> [Problem statement]: Answer with one number: how many lines hold "have".

> [Records provided]:
------------------------------------------------------------------------

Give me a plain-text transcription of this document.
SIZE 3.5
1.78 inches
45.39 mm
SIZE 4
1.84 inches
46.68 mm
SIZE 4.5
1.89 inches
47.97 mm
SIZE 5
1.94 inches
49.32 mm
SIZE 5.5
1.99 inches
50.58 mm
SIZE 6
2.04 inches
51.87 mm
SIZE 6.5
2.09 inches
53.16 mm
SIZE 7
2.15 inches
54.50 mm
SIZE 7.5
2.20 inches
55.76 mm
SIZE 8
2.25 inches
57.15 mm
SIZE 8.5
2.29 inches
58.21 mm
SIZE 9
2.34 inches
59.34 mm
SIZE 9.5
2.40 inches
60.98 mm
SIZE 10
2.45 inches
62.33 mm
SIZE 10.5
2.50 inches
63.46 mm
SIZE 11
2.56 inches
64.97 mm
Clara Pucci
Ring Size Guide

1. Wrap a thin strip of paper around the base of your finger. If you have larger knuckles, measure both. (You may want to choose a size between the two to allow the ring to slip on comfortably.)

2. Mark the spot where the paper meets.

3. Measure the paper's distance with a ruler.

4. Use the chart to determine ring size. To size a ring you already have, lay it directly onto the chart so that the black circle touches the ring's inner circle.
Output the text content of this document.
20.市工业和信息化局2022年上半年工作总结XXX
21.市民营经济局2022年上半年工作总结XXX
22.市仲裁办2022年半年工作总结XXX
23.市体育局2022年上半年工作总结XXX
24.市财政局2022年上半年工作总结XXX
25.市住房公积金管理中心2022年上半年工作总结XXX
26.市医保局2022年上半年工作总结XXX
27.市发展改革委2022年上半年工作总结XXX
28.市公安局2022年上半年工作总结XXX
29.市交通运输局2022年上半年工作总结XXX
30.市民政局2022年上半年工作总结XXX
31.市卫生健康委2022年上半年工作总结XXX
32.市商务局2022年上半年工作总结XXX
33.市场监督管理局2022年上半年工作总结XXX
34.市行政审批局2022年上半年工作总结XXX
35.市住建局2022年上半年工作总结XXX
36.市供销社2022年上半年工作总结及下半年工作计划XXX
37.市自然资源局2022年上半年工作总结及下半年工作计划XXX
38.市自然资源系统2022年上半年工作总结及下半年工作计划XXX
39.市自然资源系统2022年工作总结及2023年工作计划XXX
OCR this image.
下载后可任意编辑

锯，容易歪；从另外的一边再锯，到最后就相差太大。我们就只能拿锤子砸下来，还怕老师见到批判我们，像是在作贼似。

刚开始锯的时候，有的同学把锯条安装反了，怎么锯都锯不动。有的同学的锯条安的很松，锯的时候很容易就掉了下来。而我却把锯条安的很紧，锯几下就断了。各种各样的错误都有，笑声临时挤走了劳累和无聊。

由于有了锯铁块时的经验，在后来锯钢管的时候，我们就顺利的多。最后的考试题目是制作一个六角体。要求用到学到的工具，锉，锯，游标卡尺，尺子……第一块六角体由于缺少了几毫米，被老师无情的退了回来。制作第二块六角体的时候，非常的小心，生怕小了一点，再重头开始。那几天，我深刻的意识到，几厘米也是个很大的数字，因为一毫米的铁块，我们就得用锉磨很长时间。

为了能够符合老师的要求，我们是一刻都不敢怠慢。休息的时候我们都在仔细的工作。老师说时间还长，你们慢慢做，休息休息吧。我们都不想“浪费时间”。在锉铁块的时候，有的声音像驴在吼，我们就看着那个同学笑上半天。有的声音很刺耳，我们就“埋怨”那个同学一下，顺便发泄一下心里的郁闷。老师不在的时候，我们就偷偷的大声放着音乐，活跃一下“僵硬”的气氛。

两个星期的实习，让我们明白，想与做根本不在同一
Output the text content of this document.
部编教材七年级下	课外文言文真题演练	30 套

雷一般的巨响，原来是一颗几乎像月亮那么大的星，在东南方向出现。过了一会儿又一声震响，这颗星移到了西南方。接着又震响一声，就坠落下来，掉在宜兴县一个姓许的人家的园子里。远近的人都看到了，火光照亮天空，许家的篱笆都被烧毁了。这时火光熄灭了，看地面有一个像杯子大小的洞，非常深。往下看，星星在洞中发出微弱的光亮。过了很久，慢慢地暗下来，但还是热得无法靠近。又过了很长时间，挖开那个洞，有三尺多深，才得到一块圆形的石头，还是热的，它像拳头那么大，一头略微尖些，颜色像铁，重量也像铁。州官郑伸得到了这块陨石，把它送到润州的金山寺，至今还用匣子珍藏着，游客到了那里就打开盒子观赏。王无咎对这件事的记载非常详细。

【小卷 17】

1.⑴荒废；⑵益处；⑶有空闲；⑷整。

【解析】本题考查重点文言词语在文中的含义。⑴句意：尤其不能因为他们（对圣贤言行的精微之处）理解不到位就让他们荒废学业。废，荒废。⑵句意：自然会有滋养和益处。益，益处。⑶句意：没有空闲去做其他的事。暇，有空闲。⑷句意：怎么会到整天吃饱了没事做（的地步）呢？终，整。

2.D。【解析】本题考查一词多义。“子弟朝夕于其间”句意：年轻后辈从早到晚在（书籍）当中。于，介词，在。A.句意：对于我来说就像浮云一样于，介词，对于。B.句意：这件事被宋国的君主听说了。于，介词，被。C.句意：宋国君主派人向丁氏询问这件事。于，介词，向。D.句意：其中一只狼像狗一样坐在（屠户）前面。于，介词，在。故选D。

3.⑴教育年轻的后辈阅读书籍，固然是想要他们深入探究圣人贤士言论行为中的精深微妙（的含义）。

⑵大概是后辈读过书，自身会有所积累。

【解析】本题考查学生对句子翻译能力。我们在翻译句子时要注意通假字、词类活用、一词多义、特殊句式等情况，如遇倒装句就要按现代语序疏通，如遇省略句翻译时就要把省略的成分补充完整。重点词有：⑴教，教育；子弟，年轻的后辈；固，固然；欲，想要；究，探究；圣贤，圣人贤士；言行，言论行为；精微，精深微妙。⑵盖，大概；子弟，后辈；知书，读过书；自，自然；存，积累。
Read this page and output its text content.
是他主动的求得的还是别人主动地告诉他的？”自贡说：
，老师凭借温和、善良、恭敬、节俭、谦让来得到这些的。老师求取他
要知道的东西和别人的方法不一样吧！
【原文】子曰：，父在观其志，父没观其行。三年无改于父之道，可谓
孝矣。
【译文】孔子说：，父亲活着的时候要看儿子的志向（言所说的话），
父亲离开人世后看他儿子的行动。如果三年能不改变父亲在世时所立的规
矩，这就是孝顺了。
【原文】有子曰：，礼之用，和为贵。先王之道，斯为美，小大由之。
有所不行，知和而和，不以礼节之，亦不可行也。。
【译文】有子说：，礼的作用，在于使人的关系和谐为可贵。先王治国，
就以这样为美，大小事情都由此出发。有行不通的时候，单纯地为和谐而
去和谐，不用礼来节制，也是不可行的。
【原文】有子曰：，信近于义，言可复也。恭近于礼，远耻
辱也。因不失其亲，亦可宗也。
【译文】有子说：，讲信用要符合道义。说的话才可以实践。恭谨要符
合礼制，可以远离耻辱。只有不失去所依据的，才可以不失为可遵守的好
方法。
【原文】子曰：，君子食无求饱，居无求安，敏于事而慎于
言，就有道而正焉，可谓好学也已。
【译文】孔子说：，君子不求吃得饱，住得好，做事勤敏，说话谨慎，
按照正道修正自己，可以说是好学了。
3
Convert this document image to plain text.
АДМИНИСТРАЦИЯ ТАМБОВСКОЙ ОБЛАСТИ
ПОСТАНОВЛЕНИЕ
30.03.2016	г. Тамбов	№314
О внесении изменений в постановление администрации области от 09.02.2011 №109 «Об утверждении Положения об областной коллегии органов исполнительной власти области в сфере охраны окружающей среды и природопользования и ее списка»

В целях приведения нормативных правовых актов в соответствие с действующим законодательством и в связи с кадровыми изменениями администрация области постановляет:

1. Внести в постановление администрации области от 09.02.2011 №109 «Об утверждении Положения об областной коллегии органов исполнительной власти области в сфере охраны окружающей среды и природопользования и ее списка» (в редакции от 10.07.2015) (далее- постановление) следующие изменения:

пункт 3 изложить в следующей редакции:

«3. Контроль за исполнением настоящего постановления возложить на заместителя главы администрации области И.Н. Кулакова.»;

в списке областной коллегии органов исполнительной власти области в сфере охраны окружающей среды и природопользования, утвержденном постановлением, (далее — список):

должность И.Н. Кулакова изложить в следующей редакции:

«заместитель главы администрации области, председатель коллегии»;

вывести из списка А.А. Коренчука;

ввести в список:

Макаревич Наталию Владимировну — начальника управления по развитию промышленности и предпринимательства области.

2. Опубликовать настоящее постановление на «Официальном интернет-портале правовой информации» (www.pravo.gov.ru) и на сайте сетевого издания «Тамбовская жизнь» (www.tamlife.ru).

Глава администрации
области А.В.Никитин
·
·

------------------------------------------------------------------------

> [Task solution]: 2